Working data:
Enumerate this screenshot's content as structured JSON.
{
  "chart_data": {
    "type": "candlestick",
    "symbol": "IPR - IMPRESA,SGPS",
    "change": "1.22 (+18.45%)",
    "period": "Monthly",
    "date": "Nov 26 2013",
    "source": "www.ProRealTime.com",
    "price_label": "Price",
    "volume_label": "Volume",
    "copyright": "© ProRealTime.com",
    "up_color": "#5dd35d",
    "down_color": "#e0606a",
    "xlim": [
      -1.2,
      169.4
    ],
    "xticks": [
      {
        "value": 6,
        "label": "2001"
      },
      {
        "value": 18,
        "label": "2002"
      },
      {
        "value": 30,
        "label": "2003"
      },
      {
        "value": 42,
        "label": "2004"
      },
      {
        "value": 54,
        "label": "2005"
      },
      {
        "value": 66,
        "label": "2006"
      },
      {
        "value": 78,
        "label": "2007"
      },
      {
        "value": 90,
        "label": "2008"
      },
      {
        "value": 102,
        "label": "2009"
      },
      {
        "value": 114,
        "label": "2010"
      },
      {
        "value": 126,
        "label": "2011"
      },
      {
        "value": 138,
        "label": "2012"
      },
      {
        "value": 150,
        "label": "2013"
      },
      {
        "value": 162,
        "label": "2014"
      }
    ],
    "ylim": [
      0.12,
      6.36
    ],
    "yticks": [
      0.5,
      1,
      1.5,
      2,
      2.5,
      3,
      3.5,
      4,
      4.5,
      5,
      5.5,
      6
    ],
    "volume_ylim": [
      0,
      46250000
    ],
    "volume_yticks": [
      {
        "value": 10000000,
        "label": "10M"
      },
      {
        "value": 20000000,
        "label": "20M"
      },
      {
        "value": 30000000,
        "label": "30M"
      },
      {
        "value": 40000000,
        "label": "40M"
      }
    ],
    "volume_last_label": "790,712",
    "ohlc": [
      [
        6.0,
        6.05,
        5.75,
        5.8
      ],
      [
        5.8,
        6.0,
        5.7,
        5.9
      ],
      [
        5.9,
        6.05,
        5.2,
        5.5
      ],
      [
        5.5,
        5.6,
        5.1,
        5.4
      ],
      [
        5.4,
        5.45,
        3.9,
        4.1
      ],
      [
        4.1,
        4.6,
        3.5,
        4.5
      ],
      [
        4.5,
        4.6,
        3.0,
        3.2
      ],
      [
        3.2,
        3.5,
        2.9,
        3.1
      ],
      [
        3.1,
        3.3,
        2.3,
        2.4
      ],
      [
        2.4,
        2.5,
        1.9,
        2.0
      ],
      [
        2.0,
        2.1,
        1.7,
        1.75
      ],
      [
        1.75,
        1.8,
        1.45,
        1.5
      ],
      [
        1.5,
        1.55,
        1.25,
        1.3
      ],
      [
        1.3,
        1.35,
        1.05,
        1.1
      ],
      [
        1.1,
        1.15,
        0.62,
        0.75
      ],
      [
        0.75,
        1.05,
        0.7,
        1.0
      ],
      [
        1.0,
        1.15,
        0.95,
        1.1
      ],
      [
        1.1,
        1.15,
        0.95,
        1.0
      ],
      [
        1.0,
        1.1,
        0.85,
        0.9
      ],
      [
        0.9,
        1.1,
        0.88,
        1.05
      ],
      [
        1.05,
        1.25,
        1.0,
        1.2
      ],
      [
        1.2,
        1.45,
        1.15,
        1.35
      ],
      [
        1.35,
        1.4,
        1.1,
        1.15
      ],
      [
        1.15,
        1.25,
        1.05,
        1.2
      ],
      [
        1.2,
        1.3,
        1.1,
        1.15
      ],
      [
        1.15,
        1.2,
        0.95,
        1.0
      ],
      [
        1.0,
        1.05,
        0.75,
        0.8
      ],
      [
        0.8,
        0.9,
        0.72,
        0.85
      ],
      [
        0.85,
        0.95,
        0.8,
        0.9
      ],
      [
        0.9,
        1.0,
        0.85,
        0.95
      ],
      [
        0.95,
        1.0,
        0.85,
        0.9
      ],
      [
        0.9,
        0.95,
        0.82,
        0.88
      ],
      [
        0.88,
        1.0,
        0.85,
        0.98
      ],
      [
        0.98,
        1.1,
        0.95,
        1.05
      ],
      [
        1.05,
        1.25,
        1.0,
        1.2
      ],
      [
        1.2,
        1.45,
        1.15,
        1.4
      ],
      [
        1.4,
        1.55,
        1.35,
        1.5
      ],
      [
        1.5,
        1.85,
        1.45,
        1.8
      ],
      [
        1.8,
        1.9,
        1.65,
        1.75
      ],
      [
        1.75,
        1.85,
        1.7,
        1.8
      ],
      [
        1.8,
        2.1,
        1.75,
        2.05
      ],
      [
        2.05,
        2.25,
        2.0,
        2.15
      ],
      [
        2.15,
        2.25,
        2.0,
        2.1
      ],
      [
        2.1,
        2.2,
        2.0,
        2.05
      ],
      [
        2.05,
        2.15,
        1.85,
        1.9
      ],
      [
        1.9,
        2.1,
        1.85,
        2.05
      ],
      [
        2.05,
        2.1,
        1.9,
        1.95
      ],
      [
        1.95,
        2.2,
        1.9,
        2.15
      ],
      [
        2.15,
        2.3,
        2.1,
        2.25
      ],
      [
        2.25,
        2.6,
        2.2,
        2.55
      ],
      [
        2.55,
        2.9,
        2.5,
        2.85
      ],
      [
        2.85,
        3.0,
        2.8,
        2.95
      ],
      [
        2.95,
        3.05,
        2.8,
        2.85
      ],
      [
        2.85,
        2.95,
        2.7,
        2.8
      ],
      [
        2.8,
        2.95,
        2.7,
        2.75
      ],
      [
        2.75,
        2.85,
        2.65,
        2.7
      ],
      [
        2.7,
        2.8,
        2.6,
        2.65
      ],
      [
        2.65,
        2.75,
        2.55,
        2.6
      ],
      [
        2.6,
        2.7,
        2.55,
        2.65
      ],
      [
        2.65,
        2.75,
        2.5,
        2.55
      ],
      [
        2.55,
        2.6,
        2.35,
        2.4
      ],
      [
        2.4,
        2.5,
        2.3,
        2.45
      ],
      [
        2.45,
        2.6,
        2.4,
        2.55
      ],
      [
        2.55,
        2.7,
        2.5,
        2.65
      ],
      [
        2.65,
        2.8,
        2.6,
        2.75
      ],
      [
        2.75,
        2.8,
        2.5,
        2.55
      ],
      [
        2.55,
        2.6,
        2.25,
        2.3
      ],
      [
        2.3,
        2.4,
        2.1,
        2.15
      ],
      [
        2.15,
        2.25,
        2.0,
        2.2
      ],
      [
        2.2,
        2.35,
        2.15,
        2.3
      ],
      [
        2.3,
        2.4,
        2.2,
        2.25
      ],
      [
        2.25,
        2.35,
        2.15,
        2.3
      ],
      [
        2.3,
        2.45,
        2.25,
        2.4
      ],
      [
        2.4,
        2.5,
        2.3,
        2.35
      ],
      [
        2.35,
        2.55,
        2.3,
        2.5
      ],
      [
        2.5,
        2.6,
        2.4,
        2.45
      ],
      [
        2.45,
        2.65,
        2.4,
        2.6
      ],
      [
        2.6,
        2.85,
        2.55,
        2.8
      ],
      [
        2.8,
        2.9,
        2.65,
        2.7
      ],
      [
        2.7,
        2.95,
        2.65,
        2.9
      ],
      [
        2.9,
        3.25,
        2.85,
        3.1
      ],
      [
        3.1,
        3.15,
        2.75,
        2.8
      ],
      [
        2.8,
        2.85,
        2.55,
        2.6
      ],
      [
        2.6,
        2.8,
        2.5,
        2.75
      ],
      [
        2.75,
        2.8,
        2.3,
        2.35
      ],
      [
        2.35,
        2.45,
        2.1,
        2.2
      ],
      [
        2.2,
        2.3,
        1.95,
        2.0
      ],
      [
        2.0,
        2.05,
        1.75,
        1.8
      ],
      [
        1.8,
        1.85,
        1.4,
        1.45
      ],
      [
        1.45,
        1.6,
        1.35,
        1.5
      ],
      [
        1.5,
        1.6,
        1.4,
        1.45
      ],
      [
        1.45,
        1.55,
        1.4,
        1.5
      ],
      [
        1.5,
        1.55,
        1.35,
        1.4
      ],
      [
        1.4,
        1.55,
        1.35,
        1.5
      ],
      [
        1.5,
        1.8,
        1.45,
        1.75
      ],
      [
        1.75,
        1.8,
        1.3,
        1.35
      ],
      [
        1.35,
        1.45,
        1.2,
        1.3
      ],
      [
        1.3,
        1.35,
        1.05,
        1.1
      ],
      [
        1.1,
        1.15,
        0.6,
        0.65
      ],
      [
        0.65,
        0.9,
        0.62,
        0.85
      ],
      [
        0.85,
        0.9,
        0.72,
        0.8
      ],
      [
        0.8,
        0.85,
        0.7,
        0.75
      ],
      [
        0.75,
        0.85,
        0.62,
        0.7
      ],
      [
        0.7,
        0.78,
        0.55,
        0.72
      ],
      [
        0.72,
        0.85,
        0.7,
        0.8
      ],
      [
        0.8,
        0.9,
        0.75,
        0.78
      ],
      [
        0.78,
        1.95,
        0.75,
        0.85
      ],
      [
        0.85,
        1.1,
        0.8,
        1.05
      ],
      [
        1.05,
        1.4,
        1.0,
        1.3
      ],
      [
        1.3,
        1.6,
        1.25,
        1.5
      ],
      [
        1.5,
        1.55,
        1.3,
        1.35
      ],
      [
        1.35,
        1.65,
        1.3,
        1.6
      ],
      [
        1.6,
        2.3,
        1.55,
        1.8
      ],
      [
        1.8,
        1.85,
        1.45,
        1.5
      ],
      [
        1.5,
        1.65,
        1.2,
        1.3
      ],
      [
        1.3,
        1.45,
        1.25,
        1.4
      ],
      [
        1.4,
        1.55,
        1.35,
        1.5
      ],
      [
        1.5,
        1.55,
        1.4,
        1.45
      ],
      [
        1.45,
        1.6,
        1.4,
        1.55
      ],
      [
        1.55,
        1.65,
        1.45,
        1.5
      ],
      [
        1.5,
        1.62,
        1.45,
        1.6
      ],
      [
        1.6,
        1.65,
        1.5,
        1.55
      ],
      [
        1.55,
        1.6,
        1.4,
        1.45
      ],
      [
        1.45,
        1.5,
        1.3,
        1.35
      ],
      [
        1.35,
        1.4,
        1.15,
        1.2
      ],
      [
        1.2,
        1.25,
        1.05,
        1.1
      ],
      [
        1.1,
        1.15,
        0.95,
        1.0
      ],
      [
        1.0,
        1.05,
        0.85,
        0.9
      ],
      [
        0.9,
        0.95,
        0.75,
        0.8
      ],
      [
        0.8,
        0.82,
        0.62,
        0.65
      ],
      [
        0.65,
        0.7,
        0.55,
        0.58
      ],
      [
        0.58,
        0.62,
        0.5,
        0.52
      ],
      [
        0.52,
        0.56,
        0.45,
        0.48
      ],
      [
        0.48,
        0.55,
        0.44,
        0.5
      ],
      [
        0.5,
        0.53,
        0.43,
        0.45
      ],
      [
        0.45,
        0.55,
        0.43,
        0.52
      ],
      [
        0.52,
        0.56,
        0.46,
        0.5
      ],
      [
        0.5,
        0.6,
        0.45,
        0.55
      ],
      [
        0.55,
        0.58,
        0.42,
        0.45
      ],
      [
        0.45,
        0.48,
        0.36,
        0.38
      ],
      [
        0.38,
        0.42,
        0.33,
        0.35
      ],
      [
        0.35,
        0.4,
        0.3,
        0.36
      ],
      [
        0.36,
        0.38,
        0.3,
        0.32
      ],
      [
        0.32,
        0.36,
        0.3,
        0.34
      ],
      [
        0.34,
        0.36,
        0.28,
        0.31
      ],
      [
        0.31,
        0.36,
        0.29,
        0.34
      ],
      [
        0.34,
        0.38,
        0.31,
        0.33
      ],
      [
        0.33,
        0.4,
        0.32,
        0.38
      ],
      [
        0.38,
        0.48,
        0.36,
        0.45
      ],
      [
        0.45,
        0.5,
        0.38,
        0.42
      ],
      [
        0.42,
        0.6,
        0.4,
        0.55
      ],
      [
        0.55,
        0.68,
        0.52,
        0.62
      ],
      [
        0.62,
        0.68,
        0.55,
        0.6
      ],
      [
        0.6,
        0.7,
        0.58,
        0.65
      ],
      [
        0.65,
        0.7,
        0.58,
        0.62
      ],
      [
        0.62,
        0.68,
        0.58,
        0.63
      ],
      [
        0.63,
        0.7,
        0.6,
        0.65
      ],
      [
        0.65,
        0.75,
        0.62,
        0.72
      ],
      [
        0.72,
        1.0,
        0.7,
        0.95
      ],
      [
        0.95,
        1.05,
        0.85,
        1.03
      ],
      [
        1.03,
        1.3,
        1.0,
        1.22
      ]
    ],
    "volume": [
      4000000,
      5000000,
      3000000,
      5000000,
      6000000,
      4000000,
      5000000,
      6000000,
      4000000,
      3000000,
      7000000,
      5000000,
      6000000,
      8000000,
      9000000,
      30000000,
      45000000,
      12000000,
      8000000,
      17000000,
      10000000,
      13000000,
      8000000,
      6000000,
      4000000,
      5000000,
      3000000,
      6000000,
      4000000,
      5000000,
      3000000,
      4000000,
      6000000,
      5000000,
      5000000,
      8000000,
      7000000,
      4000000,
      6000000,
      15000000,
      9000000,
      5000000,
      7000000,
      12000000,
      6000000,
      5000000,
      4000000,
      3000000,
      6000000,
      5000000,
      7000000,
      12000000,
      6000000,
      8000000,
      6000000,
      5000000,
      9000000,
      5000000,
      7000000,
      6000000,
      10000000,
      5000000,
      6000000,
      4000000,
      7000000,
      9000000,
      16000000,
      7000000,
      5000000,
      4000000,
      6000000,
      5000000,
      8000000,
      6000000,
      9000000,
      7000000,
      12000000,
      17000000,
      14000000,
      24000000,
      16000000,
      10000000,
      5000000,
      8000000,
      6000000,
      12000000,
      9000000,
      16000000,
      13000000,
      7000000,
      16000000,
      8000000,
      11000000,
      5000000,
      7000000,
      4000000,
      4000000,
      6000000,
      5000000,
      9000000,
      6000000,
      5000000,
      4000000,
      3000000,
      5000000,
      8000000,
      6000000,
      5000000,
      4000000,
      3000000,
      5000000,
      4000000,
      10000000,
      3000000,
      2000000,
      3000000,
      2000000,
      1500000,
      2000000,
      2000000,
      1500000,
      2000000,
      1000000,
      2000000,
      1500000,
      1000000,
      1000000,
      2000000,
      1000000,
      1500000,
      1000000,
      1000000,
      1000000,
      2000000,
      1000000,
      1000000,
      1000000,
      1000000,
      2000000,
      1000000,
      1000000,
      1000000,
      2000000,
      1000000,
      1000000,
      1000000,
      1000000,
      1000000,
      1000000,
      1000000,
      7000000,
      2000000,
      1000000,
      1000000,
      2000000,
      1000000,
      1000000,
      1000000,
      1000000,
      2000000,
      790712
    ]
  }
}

Direction:
The word "ProRealTime" appears in how many lines of the records? Give the number only.

Answer for the task:
2